> Texto para leitura:
----

Ao analisar a prevalência de violência perpetrada pelo parceiro nos 12 meses anteriores à pesquisa, os dados mostram percentuais que variam de 1,1% de mulheres no Canadá a 27,1% de mulheres na Bolívia. Entre os dados analisados, oito países ofereceram a possibilidade de comparar as mudanças nos níveis de violência por parte do parceiro ao longo do tempo. Evidências preliminares sugerem que, nos últimos 15-20 anos, tanto a violência física quanto a violência sexual nesses casos poderiam estar em declínio no Canadá, Colômbia, Guatemala, Haiti, México, Nicarágua e Peru. No caso da Nicarágua, por exemplo, a violência física entre parceiros diminuiu quase pela metade (de 11,9% em 1998 para 6,1% em 2012). No Canadá, a violência física e/ou sexual por parte do parceiro diminuiu em 50%, de 2,2% em 2004 para 1,1% em 2014.

----

> Registros fornecidos:
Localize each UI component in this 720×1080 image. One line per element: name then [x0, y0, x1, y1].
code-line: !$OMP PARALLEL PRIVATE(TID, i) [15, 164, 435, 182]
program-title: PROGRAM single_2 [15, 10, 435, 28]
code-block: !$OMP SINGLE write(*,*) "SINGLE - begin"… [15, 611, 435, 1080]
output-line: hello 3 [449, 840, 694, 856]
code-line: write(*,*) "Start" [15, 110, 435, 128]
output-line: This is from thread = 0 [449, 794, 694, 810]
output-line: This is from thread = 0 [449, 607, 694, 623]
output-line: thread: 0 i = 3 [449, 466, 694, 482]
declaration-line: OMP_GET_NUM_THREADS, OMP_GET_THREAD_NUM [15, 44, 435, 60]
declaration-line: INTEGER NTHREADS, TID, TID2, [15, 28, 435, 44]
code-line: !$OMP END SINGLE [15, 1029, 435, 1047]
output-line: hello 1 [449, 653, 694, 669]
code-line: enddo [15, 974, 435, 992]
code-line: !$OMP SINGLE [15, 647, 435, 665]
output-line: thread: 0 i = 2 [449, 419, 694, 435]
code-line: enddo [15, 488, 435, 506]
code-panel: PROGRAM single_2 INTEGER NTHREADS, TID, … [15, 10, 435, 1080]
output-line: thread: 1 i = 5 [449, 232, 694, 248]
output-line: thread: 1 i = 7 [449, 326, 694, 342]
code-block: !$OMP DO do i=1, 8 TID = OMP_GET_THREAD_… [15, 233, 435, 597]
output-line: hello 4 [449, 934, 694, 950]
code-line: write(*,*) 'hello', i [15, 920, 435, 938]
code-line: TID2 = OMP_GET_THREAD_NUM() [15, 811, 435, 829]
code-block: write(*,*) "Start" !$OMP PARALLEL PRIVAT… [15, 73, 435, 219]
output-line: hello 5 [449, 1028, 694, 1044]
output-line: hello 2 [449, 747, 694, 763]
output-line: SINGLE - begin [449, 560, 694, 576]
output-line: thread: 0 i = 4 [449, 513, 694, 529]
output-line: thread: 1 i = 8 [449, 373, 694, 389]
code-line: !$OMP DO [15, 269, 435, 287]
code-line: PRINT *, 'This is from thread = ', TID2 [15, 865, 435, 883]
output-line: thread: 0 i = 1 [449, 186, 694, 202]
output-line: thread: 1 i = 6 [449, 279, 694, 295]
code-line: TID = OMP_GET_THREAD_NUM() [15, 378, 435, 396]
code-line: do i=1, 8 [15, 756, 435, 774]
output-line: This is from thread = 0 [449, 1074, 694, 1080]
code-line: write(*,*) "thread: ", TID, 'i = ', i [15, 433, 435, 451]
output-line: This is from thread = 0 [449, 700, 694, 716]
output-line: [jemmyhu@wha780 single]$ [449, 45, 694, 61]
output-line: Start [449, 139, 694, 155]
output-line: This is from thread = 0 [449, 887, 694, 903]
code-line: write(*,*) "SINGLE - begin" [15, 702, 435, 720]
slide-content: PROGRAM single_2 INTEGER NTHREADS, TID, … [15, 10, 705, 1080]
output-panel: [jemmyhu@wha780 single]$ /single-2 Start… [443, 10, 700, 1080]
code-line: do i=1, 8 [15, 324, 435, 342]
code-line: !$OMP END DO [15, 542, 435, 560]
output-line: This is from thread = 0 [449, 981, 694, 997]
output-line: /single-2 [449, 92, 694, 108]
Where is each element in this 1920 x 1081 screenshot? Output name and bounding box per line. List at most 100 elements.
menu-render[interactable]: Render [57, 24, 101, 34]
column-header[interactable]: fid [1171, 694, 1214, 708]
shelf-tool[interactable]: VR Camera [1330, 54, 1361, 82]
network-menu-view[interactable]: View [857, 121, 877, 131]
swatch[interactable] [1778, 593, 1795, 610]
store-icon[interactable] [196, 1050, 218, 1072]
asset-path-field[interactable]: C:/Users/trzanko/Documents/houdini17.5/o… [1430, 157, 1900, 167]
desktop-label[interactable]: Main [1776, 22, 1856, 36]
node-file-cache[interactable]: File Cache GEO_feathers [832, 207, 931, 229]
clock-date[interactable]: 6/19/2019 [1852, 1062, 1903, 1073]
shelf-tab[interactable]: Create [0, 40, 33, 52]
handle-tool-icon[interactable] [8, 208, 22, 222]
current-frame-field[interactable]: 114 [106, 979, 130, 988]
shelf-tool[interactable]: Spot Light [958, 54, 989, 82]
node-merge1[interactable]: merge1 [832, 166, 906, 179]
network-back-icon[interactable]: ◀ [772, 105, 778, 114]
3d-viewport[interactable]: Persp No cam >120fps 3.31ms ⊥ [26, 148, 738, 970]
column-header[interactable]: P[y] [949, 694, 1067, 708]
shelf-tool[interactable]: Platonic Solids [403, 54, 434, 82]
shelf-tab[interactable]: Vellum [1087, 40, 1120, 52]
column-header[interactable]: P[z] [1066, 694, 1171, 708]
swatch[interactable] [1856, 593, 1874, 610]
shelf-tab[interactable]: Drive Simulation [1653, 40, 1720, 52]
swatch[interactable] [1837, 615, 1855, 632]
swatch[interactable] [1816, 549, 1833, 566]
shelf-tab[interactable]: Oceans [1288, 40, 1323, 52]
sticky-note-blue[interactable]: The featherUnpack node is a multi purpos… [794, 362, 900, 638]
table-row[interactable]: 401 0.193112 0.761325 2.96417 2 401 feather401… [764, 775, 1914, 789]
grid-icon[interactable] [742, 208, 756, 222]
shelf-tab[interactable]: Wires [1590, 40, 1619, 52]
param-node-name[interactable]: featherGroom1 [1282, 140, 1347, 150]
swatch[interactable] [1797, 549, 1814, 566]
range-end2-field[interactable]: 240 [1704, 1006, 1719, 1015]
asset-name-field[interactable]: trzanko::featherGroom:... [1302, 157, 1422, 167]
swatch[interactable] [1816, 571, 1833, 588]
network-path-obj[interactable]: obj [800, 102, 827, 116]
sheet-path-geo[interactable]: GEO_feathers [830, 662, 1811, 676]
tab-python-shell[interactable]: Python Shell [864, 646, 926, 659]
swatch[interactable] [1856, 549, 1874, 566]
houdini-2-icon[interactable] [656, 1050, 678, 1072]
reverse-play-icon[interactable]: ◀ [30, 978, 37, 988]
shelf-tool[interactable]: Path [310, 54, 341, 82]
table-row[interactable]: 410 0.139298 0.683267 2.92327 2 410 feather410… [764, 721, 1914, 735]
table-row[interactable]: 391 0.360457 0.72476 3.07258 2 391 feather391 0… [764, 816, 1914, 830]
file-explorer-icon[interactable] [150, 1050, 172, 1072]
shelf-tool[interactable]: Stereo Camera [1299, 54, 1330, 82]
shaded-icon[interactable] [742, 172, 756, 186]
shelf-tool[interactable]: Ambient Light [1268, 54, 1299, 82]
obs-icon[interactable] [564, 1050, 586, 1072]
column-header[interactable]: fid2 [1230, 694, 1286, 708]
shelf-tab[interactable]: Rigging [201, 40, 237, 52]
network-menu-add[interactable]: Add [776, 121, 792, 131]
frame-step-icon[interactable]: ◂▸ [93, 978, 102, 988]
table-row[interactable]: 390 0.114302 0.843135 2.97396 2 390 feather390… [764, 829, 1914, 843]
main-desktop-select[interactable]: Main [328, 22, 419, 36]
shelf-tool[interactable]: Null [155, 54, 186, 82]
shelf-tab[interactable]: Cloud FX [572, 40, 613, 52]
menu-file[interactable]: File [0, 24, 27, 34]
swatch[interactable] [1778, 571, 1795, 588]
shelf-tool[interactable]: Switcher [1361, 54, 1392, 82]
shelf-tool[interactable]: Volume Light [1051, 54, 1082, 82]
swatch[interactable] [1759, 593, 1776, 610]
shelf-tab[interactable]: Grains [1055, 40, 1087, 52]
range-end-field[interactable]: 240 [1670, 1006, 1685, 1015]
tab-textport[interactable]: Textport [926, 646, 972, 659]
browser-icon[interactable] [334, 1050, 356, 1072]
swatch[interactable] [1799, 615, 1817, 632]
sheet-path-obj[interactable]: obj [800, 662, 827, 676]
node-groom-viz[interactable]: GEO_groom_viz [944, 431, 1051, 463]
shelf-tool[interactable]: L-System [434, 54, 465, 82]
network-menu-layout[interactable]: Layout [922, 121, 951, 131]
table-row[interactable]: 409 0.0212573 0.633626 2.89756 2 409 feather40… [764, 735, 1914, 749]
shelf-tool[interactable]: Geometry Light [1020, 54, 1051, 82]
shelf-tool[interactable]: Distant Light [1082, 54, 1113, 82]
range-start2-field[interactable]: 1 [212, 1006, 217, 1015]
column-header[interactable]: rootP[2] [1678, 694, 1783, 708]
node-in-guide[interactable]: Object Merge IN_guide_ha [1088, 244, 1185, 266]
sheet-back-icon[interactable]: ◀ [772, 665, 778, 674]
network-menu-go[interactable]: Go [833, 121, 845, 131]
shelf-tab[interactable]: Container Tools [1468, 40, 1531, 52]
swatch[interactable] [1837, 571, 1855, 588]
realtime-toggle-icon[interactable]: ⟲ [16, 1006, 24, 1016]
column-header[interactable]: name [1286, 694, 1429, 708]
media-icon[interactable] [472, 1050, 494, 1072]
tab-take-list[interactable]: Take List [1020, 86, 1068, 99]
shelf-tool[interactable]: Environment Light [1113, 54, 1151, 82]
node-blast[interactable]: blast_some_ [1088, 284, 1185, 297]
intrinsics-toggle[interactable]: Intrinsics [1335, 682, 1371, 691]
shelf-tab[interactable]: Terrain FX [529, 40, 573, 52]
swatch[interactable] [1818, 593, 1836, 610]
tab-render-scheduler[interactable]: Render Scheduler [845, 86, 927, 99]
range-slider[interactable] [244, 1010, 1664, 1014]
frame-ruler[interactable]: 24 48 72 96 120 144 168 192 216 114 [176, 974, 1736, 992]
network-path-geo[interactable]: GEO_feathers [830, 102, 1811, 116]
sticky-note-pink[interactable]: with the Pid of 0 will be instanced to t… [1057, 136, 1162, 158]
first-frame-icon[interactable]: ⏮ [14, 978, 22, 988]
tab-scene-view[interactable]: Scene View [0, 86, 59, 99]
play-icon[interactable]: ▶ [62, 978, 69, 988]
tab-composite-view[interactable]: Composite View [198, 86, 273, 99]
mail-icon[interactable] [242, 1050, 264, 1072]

----

> O que fazer: Transcreva, do texto sobre a violência cometida pelo parceiro, o trecho que vai de "Ao analisar a" até "1,1% em 2014.".

> Resposta abaixo:
Ao analisar a prevalência de violência perpetrada pelo parceiro nos 12 meses anteriores à pesquisa, os dados mostram percentuais que variam de 1,1% de mulheres no Canadá a 27,1% de mulheres na Bolívia. Entre os dados analisados, oito países ofereceram a possibilidade de comparar as mudanças nos níveis de violência por parte do parceiro ao longo do tempo. Evidências preliminares sugerem que, nos últimos 15-20 anos, tanto a violência física quanto a violência sexual nesses casos poderiam estar em declínio no Canadá, Colômbia, Guatemala, Haiti, México, Nicarágua e Peru. No caso da Nicarágua, por exemplo, a violência física entre parceiros diminuiu quase pela metade (de 11,9% em 1998 para 6,1% em 2012). No Canadá, a violência física e/ou sexual por parte do parceiro diminuiu em 50%, de 2,2% em 2004 para 1,1% em 2014.